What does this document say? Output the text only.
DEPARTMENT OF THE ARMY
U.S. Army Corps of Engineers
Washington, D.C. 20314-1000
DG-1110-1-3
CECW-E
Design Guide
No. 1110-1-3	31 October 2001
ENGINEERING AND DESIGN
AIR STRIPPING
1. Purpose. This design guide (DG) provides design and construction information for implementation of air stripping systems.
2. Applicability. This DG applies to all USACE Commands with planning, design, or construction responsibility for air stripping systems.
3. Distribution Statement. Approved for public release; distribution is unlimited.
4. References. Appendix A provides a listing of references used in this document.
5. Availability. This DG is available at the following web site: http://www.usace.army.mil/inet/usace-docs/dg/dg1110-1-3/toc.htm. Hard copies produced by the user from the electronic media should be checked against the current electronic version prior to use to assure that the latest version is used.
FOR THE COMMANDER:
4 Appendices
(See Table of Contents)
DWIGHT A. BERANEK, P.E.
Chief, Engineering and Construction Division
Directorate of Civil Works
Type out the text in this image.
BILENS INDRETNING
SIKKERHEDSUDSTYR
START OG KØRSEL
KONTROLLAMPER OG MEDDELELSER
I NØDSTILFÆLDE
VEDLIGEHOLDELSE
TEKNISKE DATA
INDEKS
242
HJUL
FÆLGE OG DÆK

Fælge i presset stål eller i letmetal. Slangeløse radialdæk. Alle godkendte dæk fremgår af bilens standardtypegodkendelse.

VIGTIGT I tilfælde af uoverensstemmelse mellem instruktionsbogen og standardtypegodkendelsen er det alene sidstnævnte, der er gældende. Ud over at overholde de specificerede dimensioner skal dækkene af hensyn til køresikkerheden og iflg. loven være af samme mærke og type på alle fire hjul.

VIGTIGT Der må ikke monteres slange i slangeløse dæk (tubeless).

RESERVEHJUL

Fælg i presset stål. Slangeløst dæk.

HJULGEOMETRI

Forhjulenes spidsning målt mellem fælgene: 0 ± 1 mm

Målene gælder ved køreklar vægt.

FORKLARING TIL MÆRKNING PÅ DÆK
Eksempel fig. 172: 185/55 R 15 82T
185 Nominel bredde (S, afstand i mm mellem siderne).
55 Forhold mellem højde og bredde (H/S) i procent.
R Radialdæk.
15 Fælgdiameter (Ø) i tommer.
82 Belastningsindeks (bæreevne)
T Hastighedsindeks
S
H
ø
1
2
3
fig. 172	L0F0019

··········

Using the records given above, list every line that includes the word "document".

• [Answer to the task]
What does this document say? Output the text only.
4. References. Appendix A provides a listing of references used in this document.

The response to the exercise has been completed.